[Data entries for graphics]
[Start of Attachment]
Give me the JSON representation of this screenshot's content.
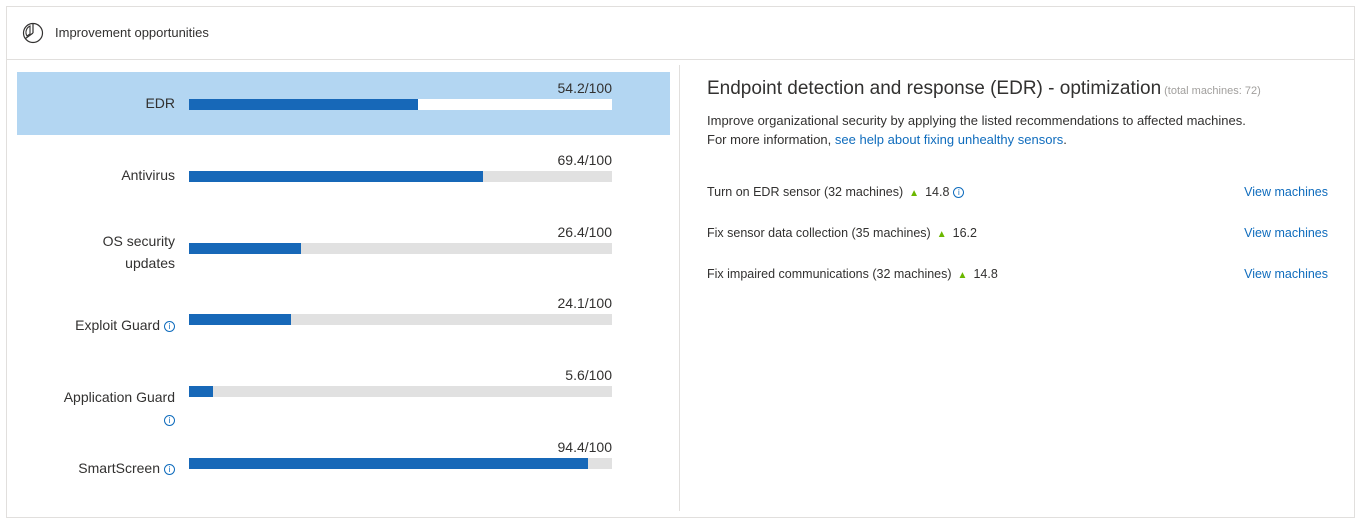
{
  "header": {
    "title": "Improvement opportunities",
    "icon": "pie-chart-icon"
  },
  "categories": [
    {
      "label": "EDR",
      "score": "54.2/100",
      "value": 54.2,
      "selected": true,
      "info": false
    },
    {
      "label": "Antivirus",
      "score": "69.4/100",
      "value": 69.4,
      "selected": false,
      "info": false
    },
    {
      "label_line1": "OS security",
      "label_line2": "updates",
      "score": "26.4/100",
      "value": 26.4,
      "selected": false,
      "info": false
    },
    {
      "label": "Exploit Guard",
      "score": "24.1/100",
      "value": 24.1,
      "selected": false,
      "info": true
    },
    {
      "label": "Application Guard",
      "score": "5.6/100",
      "value": 5.6,
      "selected": false,
      "info": true
    },
    {
      "label": "SmartScreen",
      "score": "94.4/100",
      "value": 94.4,
      "selected": false,
      "info": true
    }
  ],
  "detail": {
    "title": "Endpoint detection and response (EDR) - optimization",
    "subtitle": "(total machines: 72)",
    "description_line1": "Improve organizational security by applying the listed recommendations to affected machines.",
    "description_prefix": "For more information,",
    "description_link": "see help about fixing unhealthy sensors",
    "description_suffix": ".",
    "recommendations": [
      {
        "text": "Turn on EDR sensor (32 machines)",
        "delta": "14.8",
        "info": true,
        "action": "View machines"
      },
      {
        "text": "Fix sensor data collection (35 machines)",
        "delta": "16.2",
        "info": false,
        "action": "View machines"
      },
      {
        "text": "Fix impaired communications (32 machines)",
        "delta": "14.8",
        "info": false,
        "action": "View machines"
      }
    ]
  },
  "colors": {
    "bar_fill": "#1768b8",
    "bar_track": "#e1e1e1",
    "selected_row": "#b3d6f2",
    "link": "#0f6cbd",
    "up_arrow": "#6bb700"
  },
  "info_glyph": "i"
}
[End of Attachment]
*What you need to do*: Give back the records above word for word, minus any image they hold.

*Output of the task*:
Give me the JSON representation of this screenshot's content.
{
  "header": {
    "title": "Improvement opportunities",
    "icon": "pie-chart-icon"
  },
  "categories": [
    {
      "label": "EDR",
      "score": "54.2/100",
      "value": 54.2,
      "selected": true,
      "info": false
    },
    {
      "label": "Antivirus",
      "score": "69.4/100",
      "value": 69.4,
      "selected": false,
      "info": false
    },
    {
      "label_line1": "OS security",
      "label_line2": "updates",
      "score": "26.4/100",
      "value": 26.4,
      "selected": false,
      "info": false
    },
    {
      "label": "Exploit Guard",
      "score": "24.1/100",
      "value": 24.1,
      "selected": false,
      "info": true
    },
    {
      "label": "Application Guard",
      "score": "5.6/100",
      "value": 5.6,
      "selected": false,
      "info": true
    },
    {
      "label": "SmartScreen",
      "score": "94.4/100",
      "value": 94.4,
      "selected": false,
      "info": true
    }
  ],
  "detail": {
    "title": "Endpoint detection and response (EDR) - optimization",
    "subtitle": "(total machines: 72)",
    "description_line1": "Improve organizational security by applying the listed recommendations to affected machines.",
    "description_prefix": "For more information,",
    "description_link": "see help about fixing unhealthy sensors",
    "description_suffix": ".",
    "recommendations": [
      {
        "text": "Turn on EDR sensor (32 machines)",
        "delta": "14.8",
        "info": true,
        "action": "View machines"
      },
      {
        "text": "Fix sensor data collection (35 machines)",
        "delta": "16.2",
        "info": false,
        "action": "View machines"
      },
      {
        "text": "Fix impaired communications (32 machines)",
        "delta": "14.8",
        "info": false,
        "action": "View machines"
      }
    ]
  },
  "colors": {
    "bar_fill": "#1768b8",
    "bar_track": "#e1e1e1",
    "selected_row": "#b3d6f2",
    "link": "#0f6cbd",
    "up_arrow": "#6bb700"
  },
  "info_glyph": "i"
}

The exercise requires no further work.